What you will do: Your task is to return the span of lines beginning at the one with "Extract all readable text from this page." and ending at the last line of the data, exactly as it stands.

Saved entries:
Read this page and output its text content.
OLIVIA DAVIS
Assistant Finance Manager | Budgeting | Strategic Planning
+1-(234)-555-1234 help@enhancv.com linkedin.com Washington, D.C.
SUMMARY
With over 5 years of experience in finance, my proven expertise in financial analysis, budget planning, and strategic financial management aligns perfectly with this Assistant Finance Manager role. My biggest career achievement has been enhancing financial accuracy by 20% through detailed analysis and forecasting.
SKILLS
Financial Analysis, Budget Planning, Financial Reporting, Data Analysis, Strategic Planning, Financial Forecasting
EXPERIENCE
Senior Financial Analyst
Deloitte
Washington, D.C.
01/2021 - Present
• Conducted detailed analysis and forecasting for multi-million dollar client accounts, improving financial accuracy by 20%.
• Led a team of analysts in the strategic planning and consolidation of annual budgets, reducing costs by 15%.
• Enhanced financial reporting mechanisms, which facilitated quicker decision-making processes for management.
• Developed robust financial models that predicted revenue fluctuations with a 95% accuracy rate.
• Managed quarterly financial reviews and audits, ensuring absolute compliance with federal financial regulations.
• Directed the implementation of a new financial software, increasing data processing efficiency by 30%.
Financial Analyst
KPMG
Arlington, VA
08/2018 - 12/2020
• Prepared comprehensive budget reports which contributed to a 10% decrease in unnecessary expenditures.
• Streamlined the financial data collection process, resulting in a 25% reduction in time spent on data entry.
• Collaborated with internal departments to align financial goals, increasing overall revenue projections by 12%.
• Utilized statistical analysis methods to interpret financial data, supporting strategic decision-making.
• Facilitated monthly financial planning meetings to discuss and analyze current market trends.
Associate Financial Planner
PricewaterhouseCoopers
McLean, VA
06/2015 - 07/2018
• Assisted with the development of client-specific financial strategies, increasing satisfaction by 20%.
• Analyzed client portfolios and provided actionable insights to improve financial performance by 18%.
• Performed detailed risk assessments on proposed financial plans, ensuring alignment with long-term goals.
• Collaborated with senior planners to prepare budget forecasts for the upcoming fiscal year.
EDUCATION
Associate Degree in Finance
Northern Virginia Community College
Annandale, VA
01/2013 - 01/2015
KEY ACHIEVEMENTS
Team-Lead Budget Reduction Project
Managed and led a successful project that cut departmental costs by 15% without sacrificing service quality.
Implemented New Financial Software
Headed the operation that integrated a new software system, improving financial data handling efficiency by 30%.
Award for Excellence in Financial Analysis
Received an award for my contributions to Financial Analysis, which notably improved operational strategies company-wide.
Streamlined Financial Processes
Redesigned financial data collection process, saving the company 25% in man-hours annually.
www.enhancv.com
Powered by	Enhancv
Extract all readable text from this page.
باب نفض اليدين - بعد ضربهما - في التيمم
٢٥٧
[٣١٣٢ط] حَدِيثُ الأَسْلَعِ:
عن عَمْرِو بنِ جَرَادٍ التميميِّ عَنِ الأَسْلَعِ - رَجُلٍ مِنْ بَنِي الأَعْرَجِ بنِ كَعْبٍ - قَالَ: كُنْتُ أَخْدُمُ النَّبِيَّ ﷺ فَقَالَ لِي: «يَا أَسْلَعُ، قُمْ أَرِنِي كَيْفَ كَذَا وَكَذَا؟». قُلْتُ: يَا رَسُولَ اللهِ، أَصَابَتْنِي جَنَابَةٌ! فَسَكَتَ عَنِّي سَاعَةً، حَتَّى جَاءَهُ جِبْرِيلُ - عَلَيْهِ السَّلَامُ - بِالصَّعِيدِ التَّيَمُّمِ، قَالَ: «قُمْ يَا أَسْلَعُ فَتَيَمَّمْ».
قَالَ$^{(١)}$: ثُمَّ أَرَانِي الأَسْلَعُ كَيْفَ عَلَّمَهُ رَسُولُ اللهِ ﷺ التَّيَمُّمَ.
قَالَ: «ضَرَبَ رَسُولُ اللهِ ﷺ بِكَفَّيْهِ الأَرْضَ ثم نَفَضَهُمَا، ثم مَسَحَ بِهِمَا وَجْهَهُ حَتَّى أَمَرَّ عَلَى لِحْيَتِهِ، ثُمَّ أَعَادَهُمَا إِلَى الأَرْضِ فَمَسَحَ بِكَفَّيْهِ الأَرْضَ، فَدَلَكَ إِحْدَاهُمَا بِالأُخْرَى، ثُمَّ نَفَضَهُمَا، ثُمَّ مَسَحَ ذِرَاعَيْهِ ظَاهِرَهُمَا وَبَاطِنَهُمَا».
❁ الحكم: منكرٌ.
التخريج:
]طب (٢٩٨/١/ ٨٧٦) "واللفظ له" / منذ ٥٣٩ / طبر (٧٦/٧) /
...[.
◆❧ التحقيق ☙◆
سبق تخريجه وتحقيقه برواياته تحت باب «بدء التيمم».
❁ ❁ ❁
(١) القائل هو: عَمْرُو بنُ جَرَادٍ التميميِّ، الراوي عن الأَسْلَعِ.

Expected answer:
Extract all readable text from this page.
باب نفض اليدين - بعد ضربهما - في التيمم
٢٥٧
[٣١٣٢ط] حَدِيثُ الأَسْلَعِ:
عن عَمْرِو بنِ جَرَادٍ التميميِّ عَنِ الأَسْلَعِ - رَجُلٍ مِنْ بَنِي الأَعْرَجِ بنِ كَعْبٍ - قَالَ: كُنْتُ أَخْدُمُ النَّبِيَّ ﷺ فَقَالَ لِي: «يَا أَسْلَعُ، قُمْ أَرِنِي كَيْفَ كَذَا وَكَذَا؟». قُلْتُ: يَا رَسُولَ اللهِ، أَصَابَتْنِي جَنَابَةٌ! فَسَكَتَ عَنِّي سَاعَةً، حَتَّى جَاءَهُ جِبْرِيلُ - عَلَيْهِ السَّلَامُ - بِالصَّعِيدِ التَّيَمُّمِ، قَالَ: «قُمْ يَا أَسْلَعُ فَتَيَمَّمْ».
قَالَ$^{(١)}$: ثُمَّ أَرَانِي الأَسْلَعُ كَيْفَ عَلَّمَهُ رَسُولُ اللهِ ﷺ التَّيَمُّمَ.
قَالَ: «ضَرَبَ رَسُولُ اللهِ ﷺ بِكَفَّيْهِ الأَرْضَ ثم نَفَضَهُمَا، ثم مَسَحَ بِهِمَا وَجْهَهُ حَتَّى أَمَرَّ عَلَى لِحْيَتِهِ، ثُمَّ أَعَادَهُمَا إِلَى الأَرْضِ فَمَسَحَ بِكَفَّيْهِ الأَرْضَ، فَدَلَكَ إِحْدَاهُمَا بِالأُخْرَى، ثُمَّ نَفَضَهُمَا، ثُمَّ مَسَحَ ذِرَاعَيْهِ ظَاهِرَهُمَا وَبَاطِنَهُمَا».
❁ الحكم: منكرٌ.
التخريج:
]طب (٢٩٨/١/ ٨٧٦) "واللفظ له" / منذ ٥٣٩ / طبر (٧٦/٧) /
...[.
◆❧ التحقيق ☙◆
سبق تخريجه وتحقيقه برواياته تحت باب «بدء التيمم».
❁ ❁ ❁
(١) القائل هو: عَمْرُو بنُ جَرَادٍ التميميِّ، الراوي عن الأَسْلَعِ.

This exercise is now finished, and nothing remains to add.